Stored data:
========
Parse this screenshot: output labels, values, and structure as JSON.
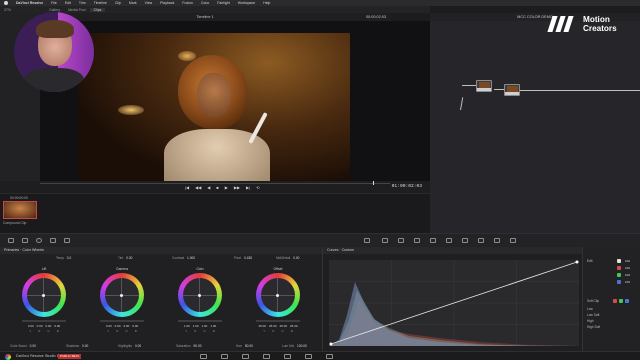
{
  "menubar": {
    "app_name": "DaVinci Resolve",
    "items": [
      "File",
      "Edit",
      "Trim",
      "Timeline",
      "Clip",
      "Mark",
      "View",
      "Playback",
      "Fusion",
      "Color",
      "Fairlight",
      "Workspace",
      "Help"
    ]
  },
  "toolbar": {
    "zoom": "37%",
    "tabs": [
      "Gallery",
      "Media Pool",
      "Clips"
    ],
    "active_tab": "Clips"
  },
  "viewer": {
    "title": "Timeline 1",
    "timecode_top": "00:00:02:03",
    "timecode_main": "01:00:02:03"
  },
  "transport": {
    "controls": [
      "|◀",
      "◀◀",
      "◀",
      "■",
      "▶",
      "▶▶",
      "▶|",
      "⟲"
    ]
  },
  "clips": {
    "timecode": "00:00:00:00",
    "clip_label": "Compound Clip"
  },
  "node_editor": {
    "title": "MCC COLOR DEMO"
  },
  "brand": {
    "line1": "Motion",
    "line2": "Creators"
  },
  "primaries": {
    "title": "Primaries · Color Wheels",
    "top_adjustments": [
      {
        "label": "Temp",
        "value": "0.0"
      },
      {
        "label": "Tint",
        "value": "0.00"
      },
      {
        "label": "Contrast",
        "value": "1.000"
      },
      {
        "label": "Pivot",
        "value": "0.435"
      },
      {
        "label": "Mid/Detail",
        "value": "0.00"
      }
    ],
    "wheels": [
      {
        "name": "Lift",
        "values": [
          "0.00",
          "0.00",
          "0.00",
          "0.00"
        ]
      },
      {
        "name": "Gamma",
        "values": [
          "0.00",
          "0.00",
          "0.00",
          "0.00"
        ]
      },
      {
        "name": "Gain",
        "values": [
          "1.00",
          "1.00",
          "1.00",
          "1.00"
        ]
      },
      {
        "name": "Offset",
        "values": [
          "25.00",
          "25.00",
          "25.00",
          "25.00"
        ]
      }
    ],
    "rgb_labels": [
      "Y",
      "R",
      "G",
      "B"
    ],
    "bottom_adjustments": [
      {
        "label": "Color Boost",
        "value": "0.00"
      },
      {
        "label": "Shadows",
        "value": "0.00"
      },
      {
        "label": "Highlights",
        "value": "0.00"
      },
      {
        "label": "Saturation",
        "value": "50.00"
      },
      {
        "label": "Hue",
        "value": "50.00"
      },
      {
        "label": "Lum Mix",
        "value": "100.00"
      }
    ]
  },
  "curves": {
    "title": "Curves · Custom",
    "edit_label": "Edit",
    "channel_values": [
      "100",
      "100",
      "100",
      "100"
    ],
    "soft_clip_label": "Soft Clip",
    "soft_clip_rows": [
      "Low",
      "Low Soft",
      "High",
      "High Soft"
    ]
  },
  "status": {
    "app": "DaVinci Resolve Studio 18",
    "badge": "PUBLIC BETA"
  },
  "colors": {
    "accent_red": "#c4484a",
    "node_highlight": "#cfcfcf",
    "curve_line": "#e0e0e0"
  }
}
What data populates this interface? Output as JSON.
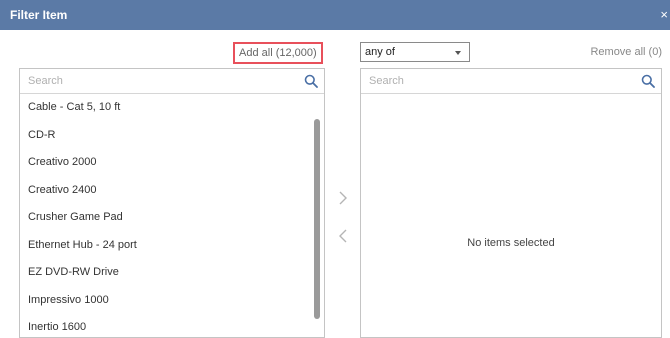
{
  "dialog": {
    "title": "Filter Item",
    "close_symbol": "×"
  },
  "left_panel": {
    "add_all_label": "Add all (12,000)",
    "search_placeholder": "Search",
    "items": [
      "Cable - Cat 5, 10 ft",
      "CD-R",
      "Creativo 2000",
      "Creativo 2400",
      "Crusher Game Pad",
      "Ethernet Hub - 24 port",
      "EZ DVD-RW Drive",
      "Impressivo 1000",
      "Inertio 1600"
    ]
  },
  "right_panel": {
    "match_select_value": "any of",
    "remove_all_label": "Remove all (0)",
    "search_placeholder": "Search",
    "empty_message": "No items selected"
  },
  "transfer": {
    "add_icon": "chevron-right-icon",
    "remove_icon": "chevron-left-icon"
  },
  "colors": {
    "titlebar": "#5b7aa6",
    "highlight_border": "#e8505b",
    "search_icon": "#4a6fa5"
  }
}
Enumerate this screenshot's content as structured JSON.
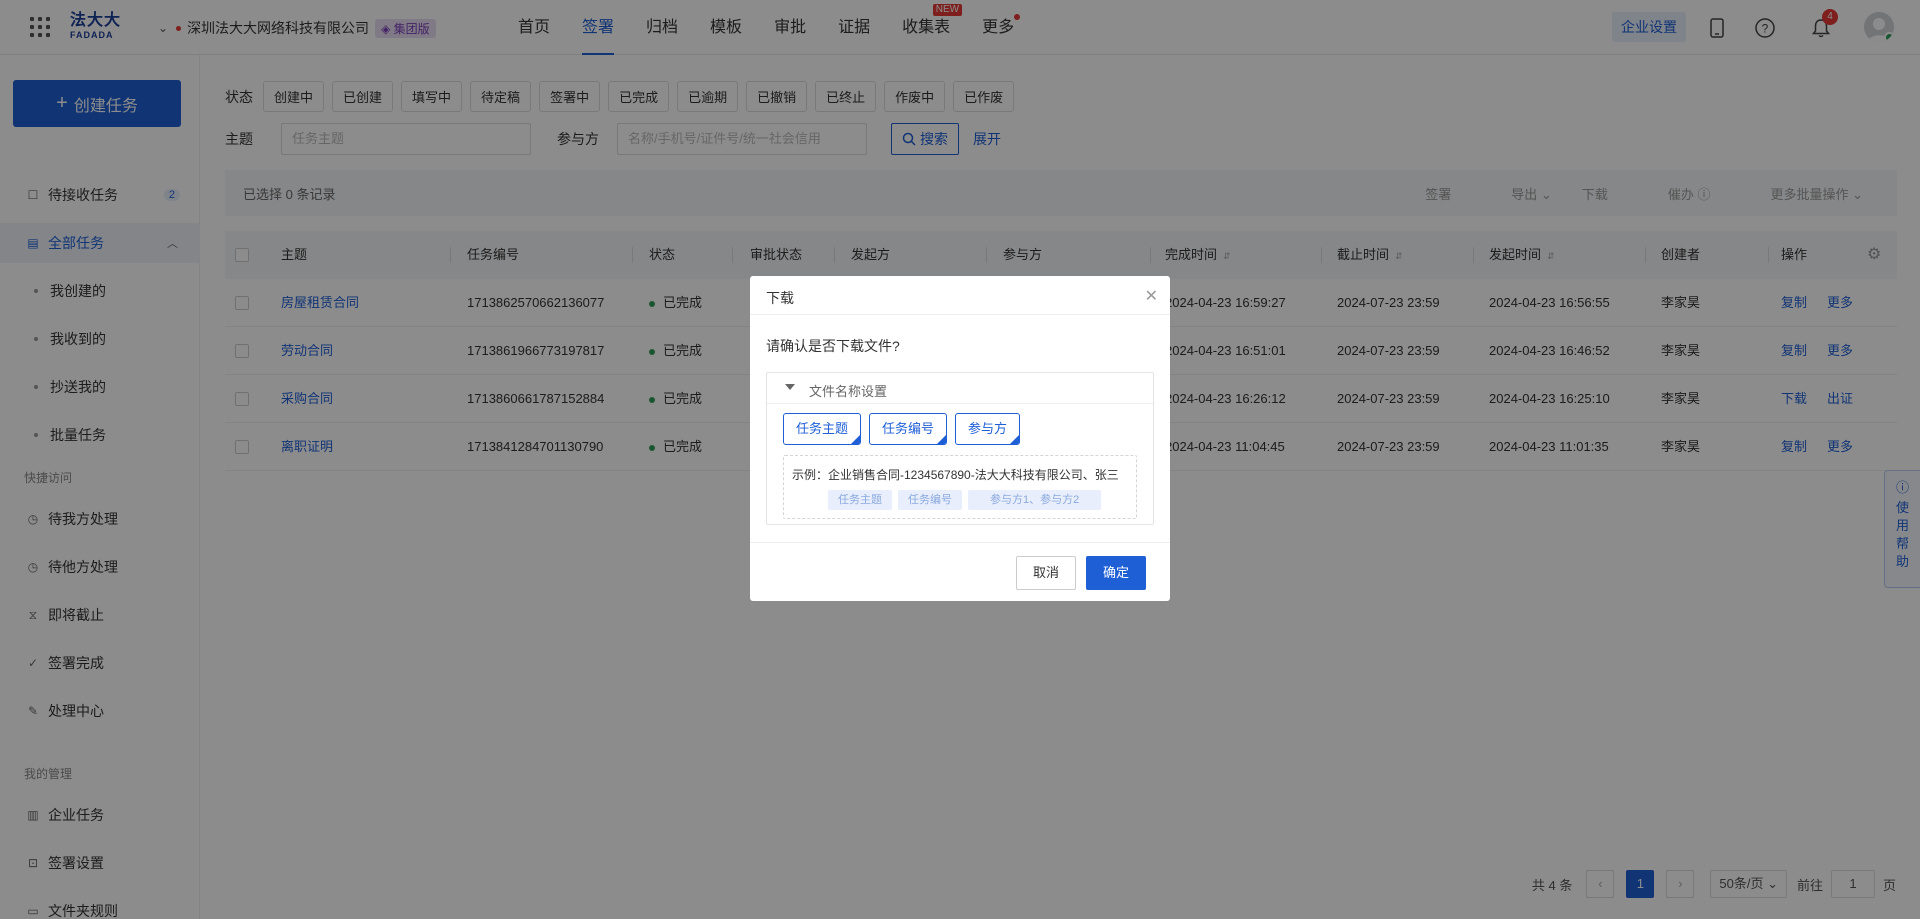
========
- [Required task]:
State how many lines of the records hold the string "chevron", and nothing else.

- [Task solution]:
2